-- begin Dataset records --
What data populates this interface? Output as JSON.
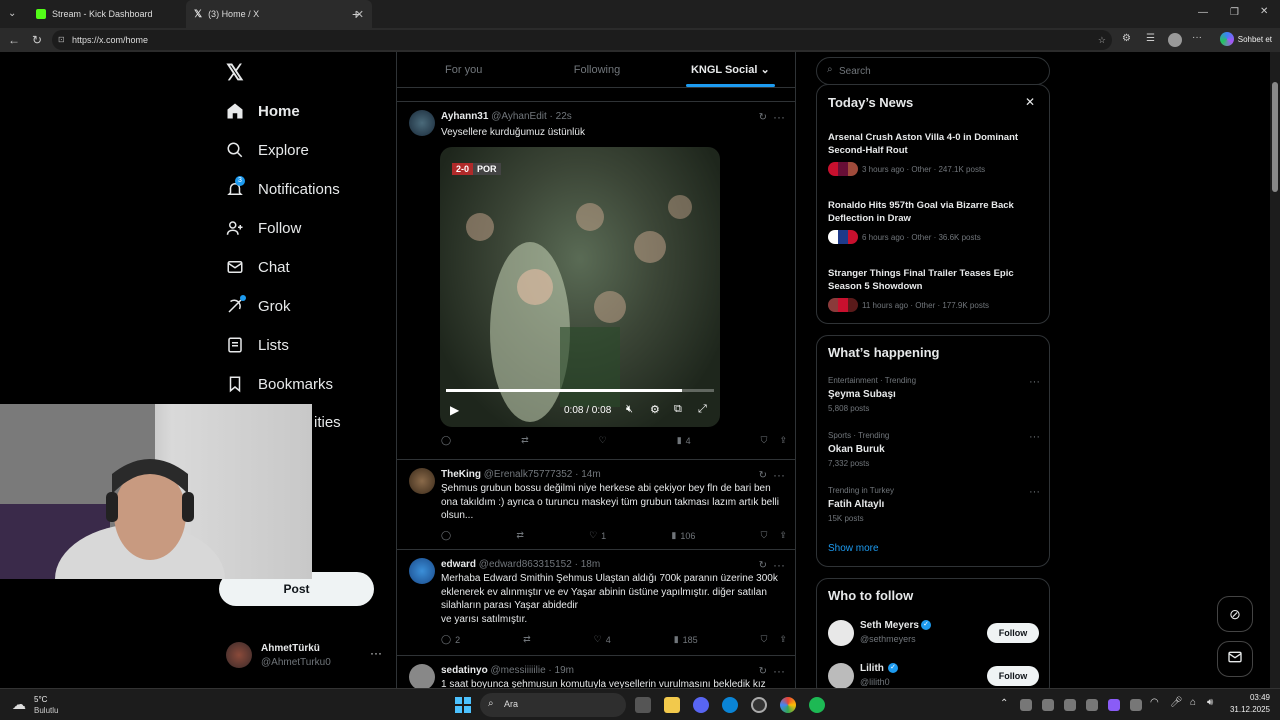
{
  "browser": {
    "tabs": [
      {
        "title": "Stream - Kick Dashboard",
        "active": false
      },
      {
        "title": "(3) Home / X",
        "active": true
      }
    ],
    "url": "https://x.com/home",
    "sohbet_label": "Sohbet et"
  },
  "sidebar": {
    "items": [
      {
        "label": "Home",
        "icon": "home-icon"
      },
      {
        "label": "Explore",
        "icon": "search-icon"
      },
      {
        "label": "Notifications",
        "icon": "bell-icon",
        "badge": "3"
      },
      {
        "label": "Follow",
        "icon": "person-add-icon"
      },
      {
        "label": "Chat",
        "icon": "mail-icon"
      },
      {
        "label": "Grok",
        "icon": "grok-icon"
      },
      {
        "label": "Lists",
        "icon": "list-icon"
      },
      {
        "label": "Bookmarks",
        "icon": "bookmark-icon"
      },
      {
        "label": "ities",
        "icon": "communities-icon"
      }
    ],
    "post_button": "Post",
    "account": {
      "name": "AhmetTürkü",
      "handle": "@AhmetTurku0"
    }
  },
  "timeline": {
    "tabs": [
      {
        "label": "For you"
      },
      {
        "label": "Following"
      },
      {
        "label": "KNGL Social",
        "selected": true
      }
    ],
    "tweets": [
      {
        "name": "Ayhann31",
        "handle": "@AyhanEdit",
        "time": "· 22s",
        "text": "Veysellere kurduğumuz üstünlük",
        "video": {
          "score": "2-0",
          "team": "POR",
          "time": "0:08 / 0:08",
          "progress": 0.88
        },
        "stats": {
          "replies": "",
          "reposts": "",
          "likes": "",
          "views": "4"
        }
      },
      {
        "name": "TheKing",
        "handle": "@Erenalk75777352",
        "time": "· 14m",
        "text": "Şehmus grubun bossu değilmi niye herkese abi çekiyor bey fln de  bari ben ona takıldım :) ayrıca o turuncu maskeyi tüm grubun  takması lazım artık belli olsun...",
        "stats": {
          "replies": "",
          "reposts": "",
          "likes": "1",
          "views": "106"
        }
      },
      {
        "name": "edward",
        "handle": "@edward863315152",
        "time": "· 18m",
        "text": "Merhaba Edward Smithin Şehmus Ulaştan aldığı 700k paranın üzerine 300k eklenerek ev alınmıştır ve ev Yaşar abinin üstüne yapılmıştır. diğer satılan silahların parası Yaşar abidedir\nve yarısı satılmıştır.",
        "stats": {
          "replies": "2",
          "reposts": "",
          "likes": "4",
          "views": "185"
        }
      },
      {
        "name": "sedatinyo",
        "handle": "@messiiiiilie",
        "time": "· 19m",
        "text": "1 saat boyunca şehmusun komutuyla veysellerin vurulmasını bekledik kız"
      }
    ]
  },
  "right": {
    "search_placeholder": "Search",
    "news": {
      "title": "Today’s News",
      "items": [
        {
          "title": "Arsenal Crush Aston Villa 4-0 in Dominant Second-Half Rout",
          "meta": "3 hours ago · Other · 247.1K posts"
        },
        {
          "title": "Ronaldo Hits 957th Goal via Bizarre Back Deflection in Draw",
          "meta": "6 hours ago · Other · 36.6K posts"
        },
        {
          "title": "Stranger Things Final Trailer Teases Epic Season 5 Showdown",
          "meta": "11 hours ago · Other · 177.9K posts"
        }
      ]
    },
    "happening": {
      "title": "What’s happening",
      "items": [
        {
          "category": "Entertainment · Trending",
          "name": "Şeyma Subaşı",
          "posts": "5,808 posts"
        },
        {
          "category": "Sports · Trending",
          "name": "Okan Buruk",
          "posts": "7,332 posts"
        },
        {
          "category": "Trending in Turkey",
          "name": "Fatih Altaylı",
          "posts": "15K posts"
        }
      ],
      "show_more": "Show more"
    },
    "who_to_follow": {
      "title": "Who to follow",
      "items": [
        {
          "name": "Seth Meyers",
          "handle": "@sethmeyers",
          "button": "Follow"
        },
        {
          "name": "Lilith",
          "handle": "@lilith0",
          "button": "Follow"
        }
      ]
    }
  },
  "taskbar": {
    "weather_temp": "5°C",
    "weather_desc": "Bulutlu",
    "search_label": "Ara",
    "time": "03:49",
    "date": "31.12.2025"
  },
  "colors": {
    "accent": "#1d9bf0",
    "background": "#000000",
    "border": "#2f3336",
    "muted": "#71767b"
  }
}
-- end Dataset records --
All the material shown above is to be copied exactly, with no pictures carried over.

● **Solution**
What data populates this interface? Output as JSON.
{
  "browser": {
    "tabs": [
      {
        "title": "Stream - Kick Dashboard",
        "active": false
      },
      {
        "title": "(3) Home / X",
        "active": true
      }
    ],
    "url": "https://x.com/home",
    "sohbet_label": "Sohbet et"
  },
  "sidebar": {
    "items": [
      {
        "label": "Home",
        "icon": "home-icon"
      },
      {
        "label": "Explore",
        "icon": "search-icon"
      },
      {
        "label": "Notifications",
        "icon": "bell-icon",
        "badge": "3"
      },
      {
        "label": "Follow",
        "icon": "person-add-icon"
      },
      {
        "label": "Chat",
        "icon": "mail-icon"
      },
      {
        "label": "Grok",
        "icon": "grok-icon"
      },
      {
        "label": "Lists",
        "icon": "list-icon"
      },
      {
        "label": "Bookmarks",
        "icon": "bookmark-icon"
      },
      {
        "label": "ities",
        "icon": "communities-icon"
      }
    ],
    "post_button": "Post",
    "account": {
      "name": "AhmetTürkü",
      "handle": "@AhmetTurku0"
    }
  },
  "timeline": {
    "tabs": [
      {
        "label": "For you"
      },
      {
        "label": "Following"
      },
      {
        "label": "KNGL Social",
        "selected": true
      }
    ],
    "tweets": [
      {
        "name": "Ayhann31",
        "handle": "@AyhanEdit",
        "time": "· 22s",
        "text": "Veysellere kurduğumuz üstünlük",
        "video": {
          "score": "2-0",
          "team": "POR",
          "time": "0:08 / 0:08",
          "progress": 0.88
        },
        "stats": {
          "replies": "",
          "reposts": "",
          "likes": "",
          "views": "4"
        }
      },
      {
        "name": "TheKing",
        "handle": "@Erenalk75777352",
        "time": "· 14m",
        "text": "Şehmus grubun bossu değilmi niye herkese abi çekiyor bey fln de  bari ben ona takıldım :) ayrıca o turuncu maskeyi tüm grubun  takması lazım artık belli olsun...",
        "stats": {
          "replies": "",
          "reposts": "",
          "likes": "1",
          "views": "106"
        }
      },
      {
        "name": "edward",
        "handle": "@edward863315152",
        "time": "· 18m",
        "text": "Merhaba Edward Smithin Şehmus Ulaştan aldığı 700k paranın üzerine 300k eklenerek ev alınmıştır ve ev Yaşar abinin üstüne yapılmıştır. diğer satılan silahların parası Yaşar abidedir\nve yarısı satılmıştır.",
        "stats": {
          "replies": "2",
          "reposts": "",
          "likes": "4",
          "views": "185"
        }
      },
      {
        "name": "sedatinyo",
        "handle": "@messiiiiilie",
        "time": "· 19m",
        "text": "1 saat boyunca şehmusun komutuyla veysellerin vurulmasını bekledik kız"
      }
    ]
  },
  "right": {
    "search_placeholder": "Search",
    "news": {
      "title": "Today’s News",
      "items": [
        {
          "title": "Arsenal Crush Aston Villa 4-0 in Dominant Second-Half Rout",
          "meta": "3 hours ago · Other · 247.1K posts"
        },
        {
          "title": "Ronaldo Hits 957th Goal via Bizarre Back Deflection in Draw",
          "meta": "6 hours ago · Other · 36.6K posts"
        },
        {
          "title": "Stranger Things Final Trailer Teases Epic Season 5 Showdown",
          "meta": "11 hours ago · Other · 177.9K posts"
        }
      ]
    },
    "happening": {
      "title": "What’s happening",
      "items": [
        {
          "category": "Entertainment · Trending",
          "name": "Şeyma Subaşı",
          "posts": "5,808 posts"
        },
        {
          "category": "Sports · Trending",
          "name": "Okan Buruk",
          "posts": "7,332 posts"
        },
        {
          "category": "Trending in Turkey",
          "name": "Fatih Altaylı",
          "posts": "15K posts"
        }
      ],
      "show_more": "Show more"
    },
    "who_to_follow": {
      "title": "Who to follow",
      "items": [
        {
          "name": "Seth Meyers",
          "handle": "@sethmeyers",
          "button": "Follow"
        },
        {
          "name": "Lilith",
          "handle": "@lilith0",
          "button": "Follow"
        }
      ]
    }
  },
  "taskbar": {
    "weather_temp": "5°C",
    "weather_desc": "Bulutlu",
    "search_label": "Ara",
    "time": "03:49",
    "date": "31.12.2025"
  },
  "colors": {
    "accent": "#1d9bf0",
    "background": "#000000",
    "border": "#2f3336",
    "muted": "#71767b"
  }
}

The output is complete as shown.